* [DATA LINES]:
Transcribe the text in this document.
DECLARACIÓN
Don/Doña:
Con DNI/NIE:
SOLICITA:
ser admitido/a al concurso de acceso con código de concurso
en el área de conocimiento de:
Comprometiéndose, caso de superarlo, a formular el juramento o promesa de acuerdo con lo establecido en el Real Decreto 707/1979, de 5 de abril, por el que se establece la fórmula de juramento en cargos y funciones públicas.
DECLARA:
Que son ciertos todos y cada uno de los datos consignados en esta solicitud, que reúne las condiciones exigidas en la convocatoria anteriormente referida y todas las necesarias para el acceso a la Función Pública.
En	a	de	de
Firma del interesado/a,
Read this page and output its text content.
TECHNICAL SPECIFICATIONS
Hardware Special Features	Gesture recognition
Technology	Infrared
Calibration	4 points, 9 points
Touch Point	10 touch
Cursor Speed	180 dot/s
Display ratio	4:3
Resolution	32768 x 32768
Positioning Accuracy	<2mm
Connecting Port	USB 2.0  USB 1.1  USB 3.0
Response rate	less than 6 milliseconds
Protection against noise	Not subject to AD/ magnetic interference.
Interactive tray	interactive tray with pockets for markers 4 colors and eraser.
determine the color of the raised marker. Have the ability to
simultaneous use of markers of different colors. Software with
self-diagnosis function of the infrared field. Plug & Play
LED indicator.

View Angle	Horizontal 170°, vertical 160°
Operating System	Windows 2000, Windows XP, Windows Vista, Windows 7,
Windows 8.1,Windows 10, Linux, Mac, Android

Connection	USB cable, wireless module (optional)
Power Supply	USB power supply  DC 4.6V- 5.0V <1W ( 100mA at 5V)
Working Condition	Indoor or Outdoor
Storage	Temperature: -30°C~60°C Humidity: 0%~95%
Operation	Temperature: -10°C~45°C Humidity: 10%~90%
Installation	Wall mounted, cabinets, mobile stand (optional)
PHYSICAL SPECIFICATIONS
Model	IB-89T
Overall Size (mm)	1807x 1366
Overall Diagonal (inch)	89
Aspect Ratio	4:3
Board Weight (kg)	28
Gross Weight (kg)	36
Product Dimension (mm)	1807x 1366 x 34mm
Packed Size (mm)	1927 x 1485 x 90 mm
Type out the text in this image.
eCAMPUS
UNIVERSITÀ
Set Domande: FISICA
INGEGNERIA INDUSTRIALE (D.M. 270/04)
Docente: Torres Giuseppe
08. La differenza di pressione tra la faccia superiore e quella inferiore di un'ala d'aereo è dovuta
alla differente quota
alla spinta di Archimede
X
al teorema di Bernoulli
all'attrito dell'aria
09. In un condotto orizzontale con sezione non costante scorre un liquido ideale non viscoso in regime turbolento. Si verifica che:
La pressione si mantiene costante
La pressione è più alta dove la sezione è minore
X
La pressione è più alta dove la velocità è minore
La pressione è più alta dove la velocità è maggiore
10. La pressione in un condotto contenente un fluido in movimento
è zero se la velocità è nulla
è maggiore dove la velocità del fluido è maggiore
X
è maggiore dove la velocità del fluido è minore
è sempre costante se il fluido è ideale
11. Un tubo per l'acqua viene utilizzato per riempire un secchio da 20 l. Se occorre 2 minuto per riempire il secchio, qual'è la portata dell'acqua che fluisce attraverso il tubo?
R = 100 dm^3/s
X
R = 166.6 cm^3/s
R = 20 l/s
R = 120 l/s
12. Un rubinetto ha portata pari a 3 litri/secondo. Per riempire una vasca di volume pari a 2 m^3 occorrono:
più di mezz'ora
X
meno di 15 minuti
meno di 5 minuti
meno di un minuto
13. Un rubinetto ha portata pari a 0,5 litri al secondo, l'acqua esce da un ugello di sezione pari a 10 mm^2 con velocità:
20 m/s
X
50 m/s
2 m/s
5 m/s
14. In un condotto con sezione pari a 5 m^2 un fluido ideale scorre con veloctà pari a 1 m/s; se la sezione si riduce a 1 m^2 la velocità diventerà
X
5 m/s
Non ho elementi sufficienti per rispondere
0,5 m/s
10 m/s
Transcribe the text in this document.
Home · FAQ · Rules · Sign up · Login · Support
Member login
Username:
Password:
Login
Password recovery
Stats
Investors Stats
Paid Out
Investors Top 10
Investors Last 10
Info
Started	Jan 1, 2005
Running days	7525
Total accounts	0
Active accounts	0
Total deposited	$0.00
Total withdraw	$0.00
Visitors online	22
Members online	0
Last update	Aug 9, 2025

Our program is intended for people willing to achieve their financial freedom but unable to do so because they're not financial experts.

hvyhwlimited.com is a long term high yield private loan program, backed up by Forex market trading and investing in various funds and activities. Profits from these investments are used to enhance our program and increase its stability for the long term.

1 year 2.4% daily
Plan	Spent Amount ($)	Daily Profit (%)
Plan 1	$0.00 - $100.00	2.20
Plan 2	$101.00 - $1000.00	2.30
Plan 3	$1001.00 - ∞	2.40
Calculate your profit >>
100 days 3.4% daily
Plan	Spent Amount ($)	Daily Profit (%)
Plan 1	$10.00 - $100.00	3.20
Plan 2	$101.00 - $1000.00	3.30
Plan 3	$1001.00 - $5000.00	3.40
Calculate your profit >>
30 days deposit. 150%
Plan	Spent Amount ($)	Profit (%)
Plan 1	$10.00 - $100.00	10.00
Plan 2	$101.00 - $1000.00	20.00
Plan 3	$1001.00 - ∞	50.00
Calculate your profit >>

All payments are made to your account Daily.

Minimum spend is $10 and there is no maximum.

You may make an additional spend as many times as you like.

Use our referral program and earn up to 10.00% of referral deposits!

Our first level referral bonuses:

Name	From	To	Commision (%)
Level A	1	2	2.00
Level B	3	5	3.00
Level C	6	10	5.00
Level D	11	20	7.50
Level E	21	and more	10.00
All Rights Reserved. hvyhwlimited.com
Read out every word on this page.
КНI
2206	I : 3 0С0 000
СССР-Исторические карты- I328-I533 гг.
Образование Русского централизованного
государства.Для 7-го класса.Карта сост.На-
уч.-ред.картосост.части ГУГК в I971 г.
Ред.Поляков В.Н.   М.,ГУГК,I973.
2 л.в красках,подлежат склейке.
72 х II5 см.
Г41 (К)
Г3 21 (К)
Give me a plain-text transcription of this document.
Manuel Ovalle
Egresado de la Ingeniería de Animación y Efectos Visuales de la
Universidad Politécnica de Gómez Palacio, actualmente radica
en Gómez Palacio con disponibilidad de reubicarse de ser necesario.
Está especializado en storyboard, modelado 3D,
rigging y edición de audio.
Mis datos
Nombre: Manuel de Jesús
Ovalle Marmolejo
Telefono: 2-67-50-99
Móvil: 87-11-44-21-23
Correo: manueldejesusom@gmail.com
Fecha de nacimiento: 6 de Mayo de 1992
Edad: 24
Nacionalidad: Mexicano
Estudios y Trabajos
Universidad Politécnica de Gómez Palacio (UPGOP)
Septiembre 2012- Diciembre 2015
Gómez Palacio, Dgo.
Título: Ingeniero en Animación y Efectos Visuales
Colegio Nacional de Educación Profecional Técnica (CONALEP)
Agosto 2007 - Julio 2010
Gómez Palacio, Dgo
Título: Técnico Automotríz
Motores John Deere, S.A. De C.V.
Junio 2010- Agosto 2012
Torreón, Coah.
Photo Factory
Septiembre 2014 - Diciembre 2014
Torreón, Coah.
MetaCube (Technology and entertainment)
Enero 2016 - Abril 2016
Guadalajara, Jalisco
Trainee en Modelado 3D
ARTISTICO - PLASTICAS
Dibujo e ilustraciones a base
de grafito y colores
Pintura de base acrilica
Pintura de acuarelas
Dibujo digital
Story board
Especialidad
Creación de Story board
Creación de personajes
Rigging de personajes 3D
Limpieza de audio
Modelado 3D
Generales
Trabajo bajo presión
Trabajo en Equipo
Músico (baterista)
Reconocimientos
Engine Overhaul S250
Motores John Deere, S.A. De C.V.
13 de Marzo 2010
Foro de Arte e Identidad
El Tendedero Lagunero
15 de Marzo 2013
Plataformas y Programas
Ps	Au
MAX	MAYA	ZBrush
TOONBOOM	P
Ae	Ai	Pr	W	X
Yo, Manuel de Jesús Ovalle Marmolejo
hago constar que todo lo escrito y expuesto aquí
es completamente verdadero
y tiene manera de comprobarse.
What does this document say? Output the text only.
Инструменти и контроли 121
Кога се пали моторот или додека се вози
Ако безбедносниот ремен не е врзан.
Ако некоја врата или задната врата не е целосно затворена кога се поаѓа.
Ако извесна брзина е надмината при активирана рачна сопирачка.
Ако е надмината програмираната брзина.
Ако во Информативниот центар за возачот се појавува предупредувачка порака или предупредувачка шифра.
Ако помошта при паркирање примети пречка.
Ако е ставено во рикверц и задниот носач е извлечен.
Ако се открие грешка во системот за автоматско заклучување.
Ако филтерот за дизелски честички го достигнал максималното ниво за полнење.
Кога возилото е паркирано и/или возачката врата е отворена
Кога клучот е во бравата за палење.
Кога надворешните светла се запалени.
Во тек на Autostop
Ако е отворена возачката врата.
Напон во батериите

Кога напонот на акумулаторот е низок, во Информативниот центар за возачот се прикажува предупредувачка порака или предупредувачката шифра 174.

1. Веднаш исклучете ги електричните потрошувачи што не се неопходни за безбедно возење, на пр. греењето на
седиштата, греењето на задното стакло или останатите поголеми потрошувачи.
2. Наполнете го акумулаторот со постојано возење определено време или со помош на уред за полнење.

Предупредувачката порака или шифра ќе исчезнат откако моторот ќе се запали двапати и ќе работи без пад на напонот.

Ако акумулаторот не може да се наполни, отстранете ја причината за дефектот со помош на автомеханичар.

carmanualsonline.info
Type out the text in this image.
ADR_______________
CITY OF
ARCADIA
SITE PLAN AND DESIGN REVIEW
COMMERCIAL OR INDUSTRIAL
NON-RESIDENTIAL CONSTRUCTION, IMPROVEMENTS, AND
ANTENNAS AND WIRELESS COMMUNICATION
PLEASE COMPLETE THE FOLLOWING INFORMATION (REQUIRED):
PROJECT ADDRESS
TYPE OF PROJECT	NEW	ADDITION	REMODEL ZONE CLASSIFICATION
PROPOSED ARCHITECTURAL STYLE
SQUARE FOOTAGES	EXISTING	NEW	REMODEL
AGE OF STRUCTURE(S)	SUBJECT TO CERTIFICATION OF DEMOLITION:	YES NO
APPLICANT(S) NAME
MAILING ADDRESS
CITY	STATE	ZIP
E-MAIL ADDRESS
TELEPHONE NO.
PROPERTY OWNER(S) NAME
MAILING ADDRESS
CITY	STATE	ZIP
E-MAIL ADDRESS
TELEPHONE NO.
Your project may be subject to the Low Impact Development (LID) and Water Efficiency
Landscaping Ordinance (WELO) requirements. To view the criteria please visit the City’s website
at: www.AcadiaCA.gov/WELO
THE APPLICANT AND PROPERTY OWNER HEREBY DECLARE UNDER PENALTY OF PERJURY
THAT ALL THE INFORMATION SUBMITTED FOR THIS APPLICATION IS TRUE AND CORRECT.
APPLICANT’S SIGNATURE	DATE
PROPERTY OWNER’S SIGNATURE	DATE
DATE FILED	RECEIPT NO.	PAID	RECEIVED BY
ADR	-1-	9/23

* [SHORT EXERCISE]:
Lines that include the word "отворена" are to be extracted from the data above.

* [REPLY]:
Кога возилото е паркирано и/или возачката врата е отворена
Ако е отворена возачката врата.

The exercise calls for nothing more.